━━━━━ EXTRACTED DATA

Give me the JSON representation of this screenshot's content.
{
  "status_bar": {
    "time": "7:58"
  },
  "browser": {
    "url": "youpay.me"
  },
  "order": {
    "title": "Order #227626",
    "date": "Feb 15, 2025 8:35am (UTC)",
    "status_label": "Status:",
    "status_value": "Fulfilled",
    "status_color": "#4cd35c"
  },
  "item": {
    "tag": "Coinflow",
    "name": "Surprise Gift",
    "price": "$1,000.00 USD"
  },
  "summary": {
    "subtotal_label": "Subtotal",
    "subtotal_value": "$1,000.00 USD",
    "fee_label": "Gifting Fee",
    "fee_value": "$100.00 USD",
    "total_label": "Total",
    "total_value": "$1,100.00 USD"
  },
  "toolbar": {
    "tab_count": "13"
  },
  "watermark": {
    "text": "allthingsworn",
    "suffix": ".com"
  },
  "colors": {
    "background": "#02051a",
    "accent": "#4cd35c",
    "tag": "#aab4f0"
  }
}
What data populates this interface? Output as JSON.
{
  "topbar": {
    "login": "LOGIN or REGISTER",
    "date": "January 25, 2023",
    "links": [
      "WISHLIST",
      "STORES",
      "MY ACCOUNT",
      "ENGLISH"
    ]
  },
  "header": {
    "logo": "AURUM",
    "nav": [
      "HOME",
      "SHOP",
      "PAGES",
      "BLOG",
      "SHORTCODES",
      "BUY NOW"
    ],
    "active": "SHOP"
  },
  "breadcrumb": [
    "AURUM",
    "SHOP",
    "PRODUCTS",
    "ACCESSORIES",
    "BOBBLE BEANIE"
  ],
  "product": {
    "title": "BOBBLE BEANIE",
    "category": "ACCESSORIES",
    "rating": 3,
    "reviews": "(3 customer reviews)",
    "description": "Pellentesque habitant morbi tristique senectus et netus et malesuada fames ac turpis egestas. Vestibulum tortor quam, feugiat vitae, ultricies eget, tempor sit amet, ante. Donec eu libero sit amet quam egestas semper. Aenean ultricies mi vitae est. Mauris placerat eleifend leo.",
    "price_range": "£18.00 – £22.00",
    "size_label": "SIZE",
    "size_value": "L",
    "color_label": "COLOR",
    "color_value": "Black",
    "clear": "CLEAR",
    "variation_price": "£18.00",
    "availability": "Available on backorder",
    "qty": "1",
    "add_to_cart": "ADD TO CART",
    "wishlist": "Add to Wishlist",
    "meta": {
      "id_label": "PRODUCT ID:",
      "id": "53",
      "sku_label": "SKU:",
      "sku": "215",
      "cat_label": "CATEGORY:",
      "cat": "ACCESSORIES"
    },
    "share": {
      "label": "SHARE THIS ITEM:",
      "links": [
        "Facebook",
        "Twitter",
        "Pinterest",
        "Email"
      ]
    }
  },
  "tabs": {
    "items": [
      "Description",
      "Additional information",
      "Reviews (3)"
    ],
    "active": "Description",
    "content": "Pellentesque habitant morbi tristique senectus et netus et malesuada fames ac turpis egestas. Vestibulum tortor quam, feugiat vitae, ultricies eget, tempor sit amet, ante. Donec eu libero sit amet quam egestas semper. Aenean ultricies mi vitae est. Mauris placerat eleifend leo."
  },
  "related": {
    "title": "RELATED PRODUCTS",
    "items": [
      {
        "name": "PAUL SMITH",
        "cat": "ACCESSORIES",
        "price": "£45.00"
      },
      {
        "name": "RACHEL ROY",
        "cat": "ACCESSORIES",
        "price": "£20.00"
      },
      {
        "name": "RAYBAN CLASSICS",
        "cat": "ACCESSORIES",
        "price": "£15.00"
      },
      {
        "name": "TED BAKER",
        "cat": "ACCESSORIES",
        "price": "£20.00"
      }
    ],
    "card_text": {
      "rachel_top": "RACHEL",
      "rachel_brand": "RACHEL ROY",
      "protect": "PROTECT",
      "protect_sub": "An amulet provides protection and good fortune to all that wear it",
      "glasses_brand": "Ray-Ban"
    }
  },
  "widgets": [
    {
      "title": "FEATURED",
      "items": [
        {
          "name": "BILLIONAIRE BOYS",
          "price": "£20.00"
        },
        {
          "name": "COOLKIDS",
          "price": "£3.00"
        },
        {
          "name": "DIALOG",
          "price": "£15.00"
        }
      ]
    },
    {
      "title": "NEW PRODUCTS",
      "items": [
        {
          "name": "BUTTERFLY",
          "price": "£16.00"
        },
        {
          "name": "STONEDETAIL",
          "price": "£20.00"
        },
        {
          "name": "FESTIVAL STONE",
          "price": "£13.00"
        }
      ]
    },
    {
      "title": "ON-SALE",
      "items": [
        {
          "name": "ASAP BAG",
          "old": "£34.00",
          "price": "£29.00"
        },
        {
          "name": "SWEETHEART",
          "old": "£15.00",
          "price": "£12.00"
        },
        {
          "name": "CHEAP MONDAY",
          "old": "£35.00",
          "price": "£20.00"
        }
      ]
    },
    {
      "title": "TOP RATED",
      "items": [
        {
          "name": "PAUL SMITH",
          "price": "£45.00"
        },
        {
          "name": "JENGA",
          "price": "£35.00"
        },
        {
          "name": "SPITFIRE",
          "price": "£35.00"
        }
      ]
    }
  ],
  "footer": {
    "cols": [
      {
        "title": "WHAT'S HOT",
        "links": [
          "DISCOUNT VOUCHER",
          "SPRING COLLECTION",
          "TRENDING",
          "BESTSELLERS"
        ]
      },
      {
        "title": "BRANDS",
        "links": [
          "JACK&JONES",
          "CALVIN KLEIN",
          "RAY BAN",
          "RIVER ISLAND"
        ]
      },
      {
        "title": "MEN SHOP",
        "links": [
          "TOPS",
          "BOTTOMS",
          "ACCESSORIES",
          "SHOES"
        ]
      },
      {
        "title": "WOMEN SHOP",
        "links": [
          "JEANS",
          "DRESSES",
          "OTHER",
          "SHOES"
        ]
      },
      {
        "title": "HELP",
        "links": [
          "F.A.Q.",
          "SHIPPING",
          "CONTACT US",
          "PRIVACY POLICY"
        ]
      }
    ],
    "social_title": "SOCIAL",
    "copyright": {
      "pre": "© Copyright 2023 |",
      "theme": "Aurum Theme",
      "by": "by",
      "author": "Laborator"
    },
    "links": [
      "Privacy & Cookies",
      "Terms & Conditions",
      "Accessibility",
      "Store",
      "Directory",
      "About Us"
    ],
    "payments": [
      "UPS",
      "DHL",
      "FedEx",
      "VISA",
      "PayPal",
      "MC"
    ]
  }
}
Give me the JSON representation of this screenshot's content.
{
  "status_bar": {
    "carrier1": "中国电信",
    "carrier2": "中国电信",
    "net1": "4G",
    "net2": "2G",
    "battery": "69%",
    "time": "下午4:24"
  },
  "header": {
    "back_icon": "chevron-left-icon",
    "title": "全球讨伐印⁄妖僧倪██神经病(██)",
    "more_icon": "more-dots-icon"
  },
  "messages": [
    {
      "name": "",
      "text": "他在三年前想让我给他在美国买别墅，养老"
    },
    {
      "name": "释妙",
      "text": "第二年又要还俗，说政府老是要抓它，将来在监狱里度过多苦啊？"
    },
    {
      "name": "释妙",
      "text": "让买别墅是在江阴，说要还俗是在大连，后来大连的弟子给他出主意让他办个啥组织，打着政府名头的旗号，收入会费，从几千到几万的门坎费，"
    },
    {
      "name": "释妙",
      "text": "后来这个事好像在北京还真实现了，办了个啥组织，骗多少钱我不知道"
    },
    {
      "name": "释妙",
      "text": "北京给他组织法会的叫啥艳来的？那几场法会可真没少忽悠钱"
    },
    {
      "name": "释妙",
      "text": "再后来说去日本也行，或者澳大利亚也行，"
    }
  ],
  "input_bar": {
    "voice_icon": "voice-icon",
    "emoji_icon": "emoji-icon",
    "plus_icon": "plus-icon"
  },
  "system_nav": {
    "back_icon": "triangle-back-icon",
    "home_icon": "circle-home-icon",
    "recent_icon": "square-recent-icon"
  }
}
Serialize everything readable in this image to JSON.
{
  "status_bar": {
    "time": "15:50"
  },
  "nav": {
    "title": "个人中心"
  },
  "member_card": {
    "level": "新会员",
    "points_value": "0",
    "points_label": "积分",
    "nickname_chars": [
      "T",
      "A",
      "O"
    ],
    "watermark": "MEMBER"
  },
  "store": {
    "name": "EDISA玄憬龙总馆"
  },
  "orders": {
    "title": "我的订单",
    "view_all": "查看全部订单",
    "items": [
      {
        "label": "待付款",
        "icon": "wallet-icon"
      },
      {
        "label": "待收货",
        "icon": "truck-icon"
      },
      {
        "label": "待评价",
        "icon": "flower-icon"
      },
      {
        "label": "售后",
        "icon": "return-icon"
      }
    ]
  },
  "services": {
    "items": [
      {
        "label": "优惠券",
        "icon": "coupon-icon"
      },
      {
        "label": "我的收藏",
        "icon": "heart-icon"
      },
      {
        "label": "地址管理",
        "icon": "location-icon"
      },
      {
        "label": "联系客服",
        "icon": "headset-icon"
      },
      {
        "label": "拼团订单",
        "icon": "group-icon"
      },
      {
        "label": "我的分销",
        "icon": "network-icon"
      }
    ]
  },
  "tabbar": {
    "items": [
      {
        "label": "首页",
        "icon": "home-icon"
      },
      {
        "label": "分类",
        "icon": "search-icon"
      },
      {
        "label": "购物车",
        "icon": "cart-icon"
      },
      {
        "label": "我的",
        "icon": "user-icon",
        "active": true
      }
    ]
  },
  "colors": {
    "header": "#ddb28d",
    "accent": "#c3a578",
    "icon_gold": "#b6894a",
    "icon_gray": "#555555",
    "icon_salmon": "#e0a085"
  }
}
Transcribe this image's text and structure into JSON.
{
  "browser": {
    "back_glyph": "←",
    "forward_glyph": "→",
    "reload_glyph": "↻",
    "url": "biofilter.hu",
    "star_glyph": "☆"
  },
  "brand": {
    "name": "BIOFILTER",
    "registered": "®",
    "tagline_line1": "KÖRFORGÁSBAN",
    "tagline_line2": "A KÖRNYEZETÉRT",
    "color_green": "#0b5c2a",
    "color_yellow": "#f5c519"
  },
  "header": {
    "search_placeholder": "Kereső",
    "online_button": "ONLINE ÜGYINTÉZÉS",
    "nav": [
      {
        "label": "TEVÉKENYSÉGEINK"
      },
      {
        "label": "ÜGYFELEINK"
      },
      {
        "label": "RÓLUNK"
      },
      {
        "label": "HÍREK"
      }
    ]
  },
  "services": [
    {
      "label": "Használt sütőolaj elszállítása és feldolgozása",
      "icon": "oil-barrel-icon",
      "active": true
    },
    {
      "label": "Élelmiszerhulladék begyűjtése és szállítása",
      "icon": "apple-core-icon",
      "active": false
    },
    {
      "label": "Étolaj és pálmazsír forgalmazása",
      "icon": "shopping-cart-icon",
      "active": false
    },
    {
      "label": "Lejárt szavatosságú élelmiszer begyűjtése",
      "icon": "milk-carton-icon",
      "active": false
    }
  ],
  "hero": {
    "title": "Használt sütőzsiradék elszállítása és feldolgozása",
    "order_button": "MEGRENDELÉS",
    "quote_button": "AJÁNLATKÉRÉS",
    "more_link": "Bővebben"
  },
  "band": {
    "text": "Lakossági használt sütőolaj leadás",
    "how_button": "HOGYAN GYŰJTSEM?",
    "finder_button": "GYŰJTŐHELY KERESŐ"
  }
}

━━━━━━━━━━

**WRITTEN REQUEST**. Within the records, how many lines include "date"? The answer is the number and nothing else.

**REPLY TO THE TASK**. 2